#### [Brief]
Locate each line with the string "Ausbildung" in the listing below and copy it.

#### [Records supplied]
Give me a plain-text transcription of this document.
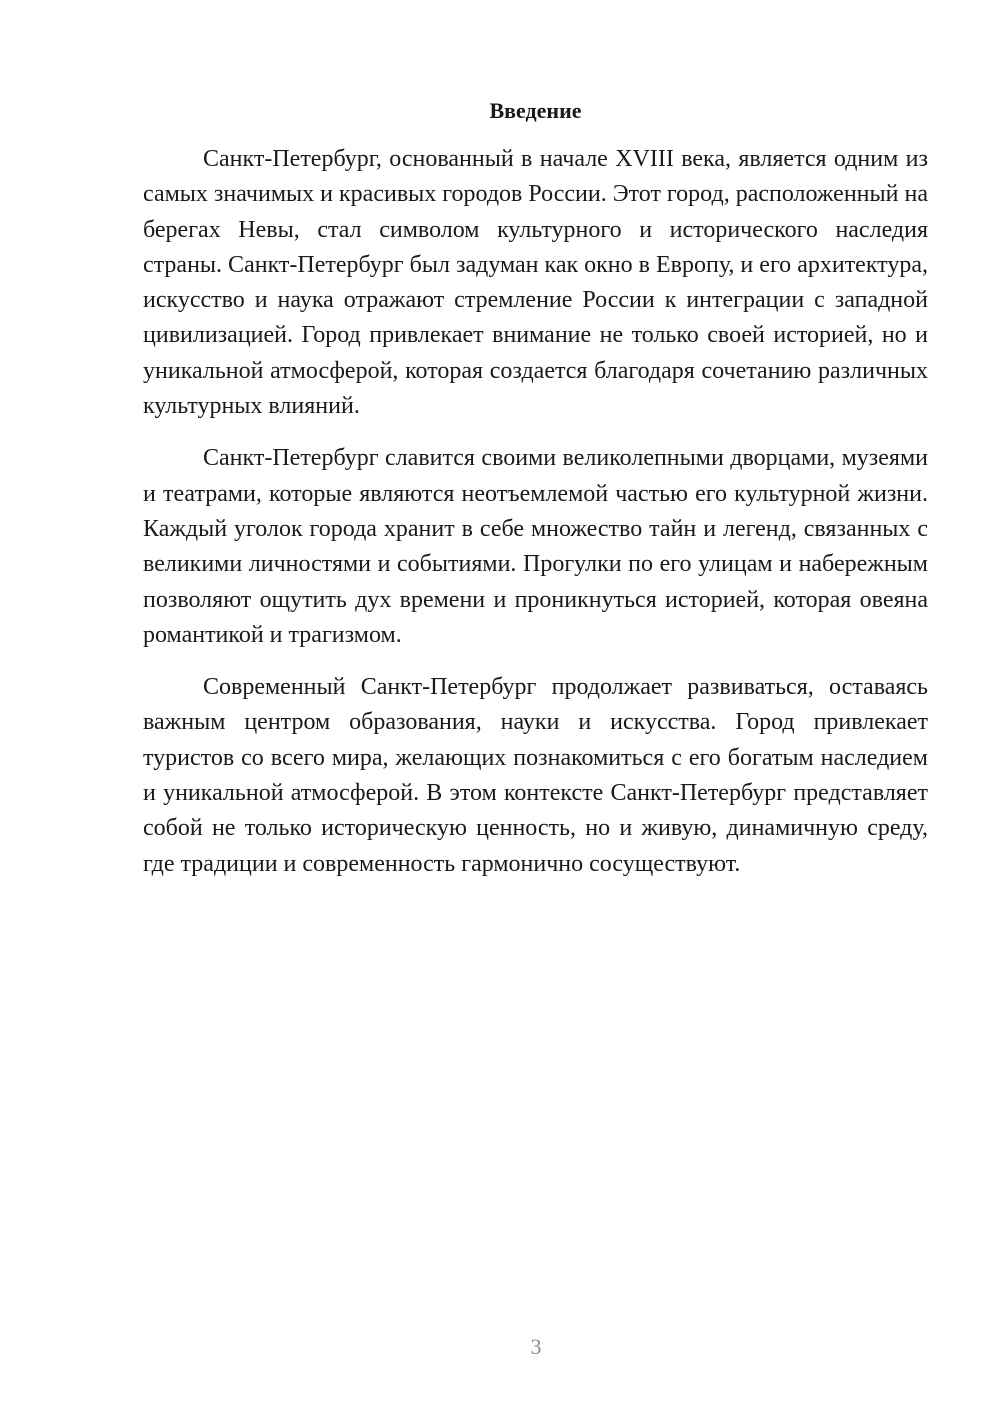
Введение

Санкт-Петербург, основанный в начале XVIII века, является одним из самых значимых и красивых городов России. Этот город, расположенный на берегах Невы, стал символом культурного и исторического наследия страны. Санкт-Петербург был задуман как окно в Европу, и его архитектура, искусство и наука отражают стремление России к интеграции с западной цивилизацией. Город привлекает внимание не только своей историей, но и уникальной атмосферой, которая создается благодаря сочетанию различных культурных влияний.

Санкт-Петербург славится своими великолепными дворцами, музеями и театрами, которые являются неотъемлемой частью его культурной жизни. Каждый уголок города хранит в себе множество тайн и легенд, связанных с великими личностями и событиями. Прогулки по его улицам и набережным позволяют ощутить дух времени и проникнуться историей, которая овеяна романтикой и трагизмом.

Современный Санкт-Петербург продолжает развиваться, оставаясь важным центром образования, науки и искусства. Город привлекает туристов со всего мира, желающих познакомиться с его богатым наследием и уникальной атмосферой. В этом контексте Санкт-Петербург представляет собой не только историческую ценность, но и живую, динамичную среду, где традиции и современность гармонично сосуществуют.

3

...

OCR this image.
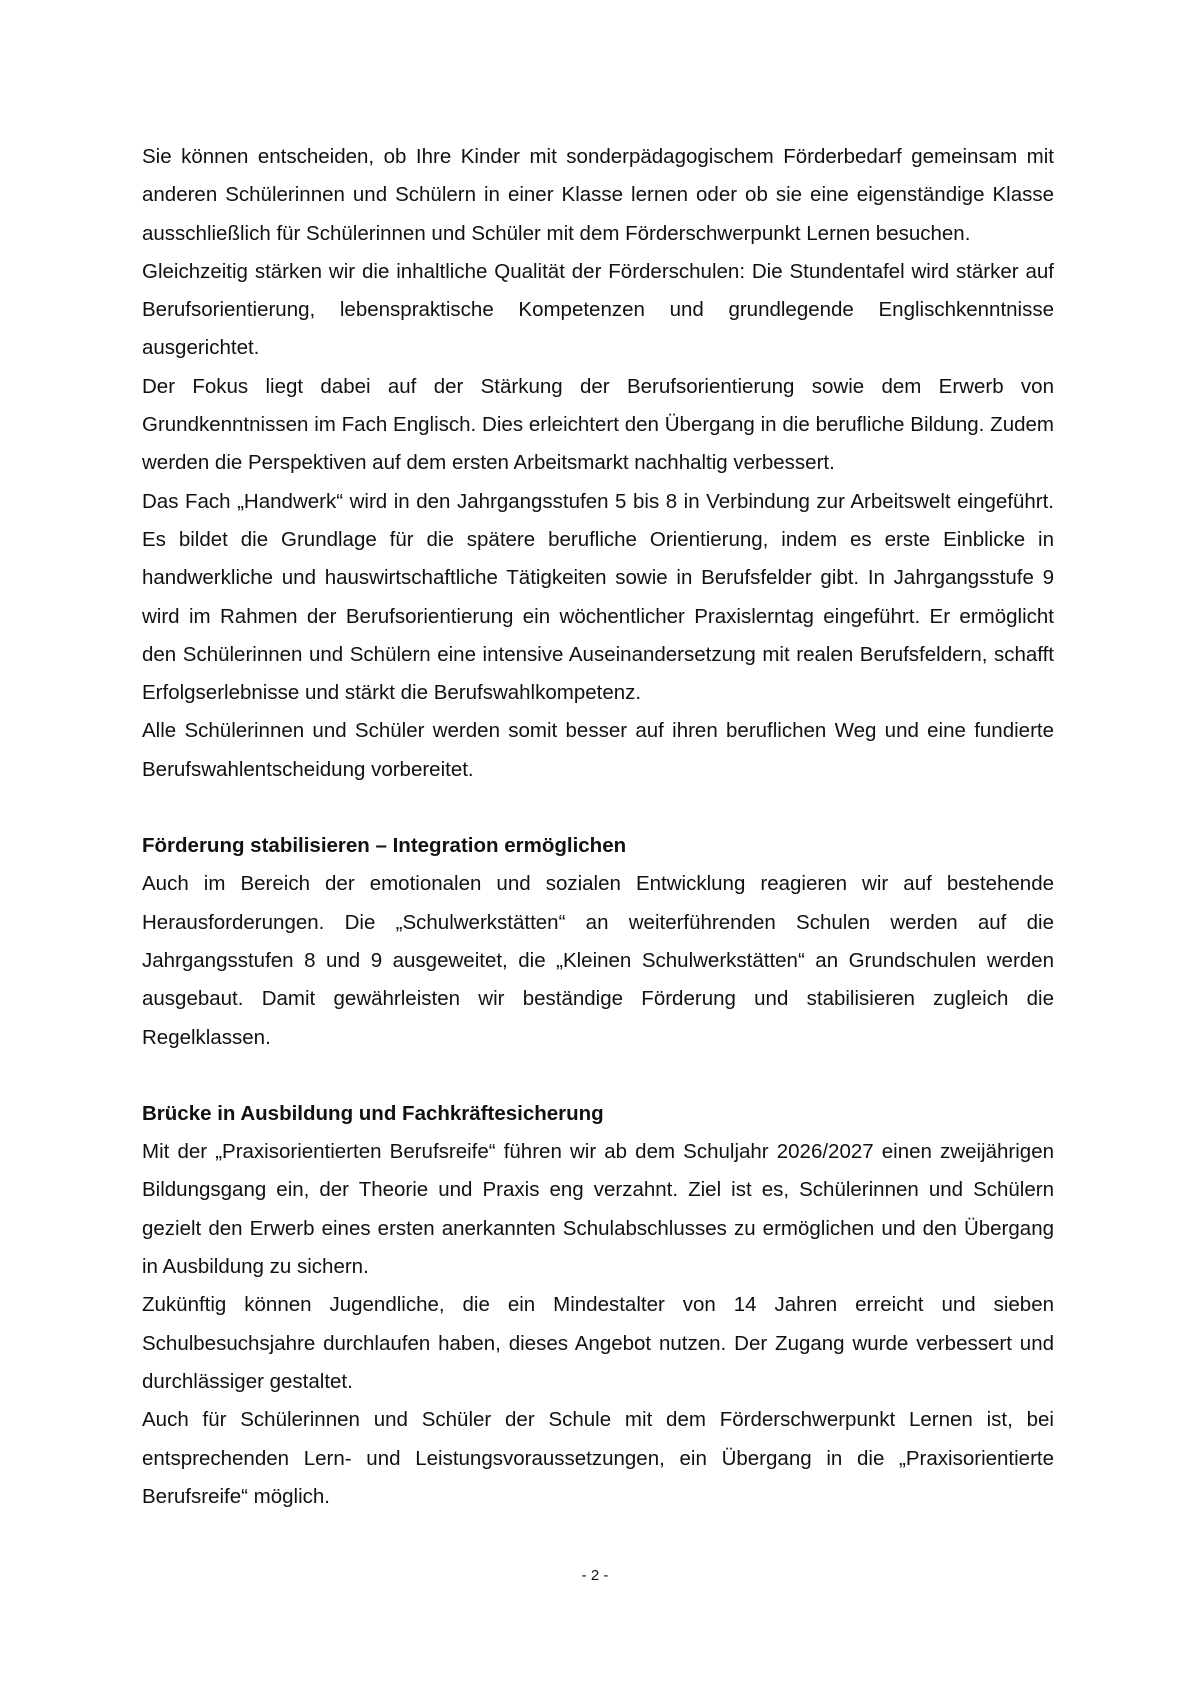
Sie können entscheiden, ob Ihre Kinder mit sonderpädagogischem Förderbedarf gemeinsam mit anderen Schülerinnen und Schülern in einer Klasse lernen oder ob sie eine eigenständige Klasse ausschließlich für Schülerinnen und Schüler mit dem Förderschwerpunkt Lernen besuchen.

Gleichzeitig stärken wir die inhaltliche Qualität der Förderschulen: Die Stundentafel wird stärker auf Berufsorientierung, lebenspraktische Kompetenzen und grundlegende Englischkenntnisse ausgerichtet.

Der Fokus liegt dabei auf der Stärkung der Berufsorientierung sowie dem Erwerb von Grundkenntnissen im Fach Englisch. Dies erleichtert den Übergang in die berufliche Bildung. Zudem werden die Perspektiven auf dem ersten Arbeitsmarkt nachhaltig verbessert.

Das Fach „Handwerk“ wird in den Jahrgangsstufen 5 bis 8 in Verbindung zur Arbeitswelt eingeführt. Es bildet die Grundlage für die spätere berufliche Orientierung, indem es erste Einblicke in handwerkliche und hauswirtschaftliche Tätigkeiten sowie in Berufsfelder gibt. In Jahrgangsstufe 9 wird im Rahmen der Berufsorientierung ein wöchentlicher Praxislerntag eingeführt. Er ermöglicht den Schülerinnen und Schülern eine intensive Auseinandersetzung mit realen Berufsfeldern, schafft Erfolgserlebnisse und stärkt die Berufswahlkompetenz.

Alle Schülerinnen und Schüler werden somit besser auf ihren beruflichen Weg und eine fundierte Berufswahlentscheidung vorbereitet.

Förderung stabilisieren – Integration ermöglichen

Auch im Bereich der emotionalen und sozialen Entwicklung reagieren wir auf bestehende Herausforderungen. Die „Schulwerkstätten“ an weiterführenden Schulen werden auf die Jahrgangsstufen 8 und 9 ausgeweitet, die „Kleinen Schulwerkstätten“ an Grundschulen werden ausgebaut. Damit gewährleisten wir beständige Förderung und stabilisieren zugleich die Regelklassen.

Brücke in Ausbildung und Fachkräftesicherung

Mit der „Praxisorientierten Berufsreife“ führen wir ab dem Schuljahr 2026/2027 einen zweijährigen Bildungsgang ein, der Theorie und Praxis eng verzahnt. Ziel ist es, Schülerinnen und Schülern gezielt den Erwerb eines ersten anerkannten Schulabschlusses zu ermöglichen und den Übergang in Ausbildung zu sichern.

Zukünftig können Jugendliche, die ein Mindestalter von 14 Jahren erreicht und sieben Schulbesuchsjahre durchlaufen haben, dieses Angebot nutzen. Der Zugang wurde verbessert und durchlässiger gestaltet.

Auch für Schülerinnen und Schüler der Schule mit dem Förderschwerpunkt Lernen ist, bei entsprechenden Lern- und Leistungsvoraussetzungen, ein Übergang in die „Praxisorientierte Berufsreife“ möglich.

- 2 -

#### [Full output]
Brücke in Ausbildung und Fachkräftesicherung
Mit der „Praxisorientierten Berufsreife“ führen wir ab dem Schuljahr 2026/2027 einen zweijährigen Bildungsgang ein, der Theorie und Praxis eng verzahnt. Ziel ist es, Schülerinnen und Schülern gezielt den Erwerb eines ersten anerkannten Schulabschlusses zu ermöglichen und den Übergang in Ausbildung zu sichern.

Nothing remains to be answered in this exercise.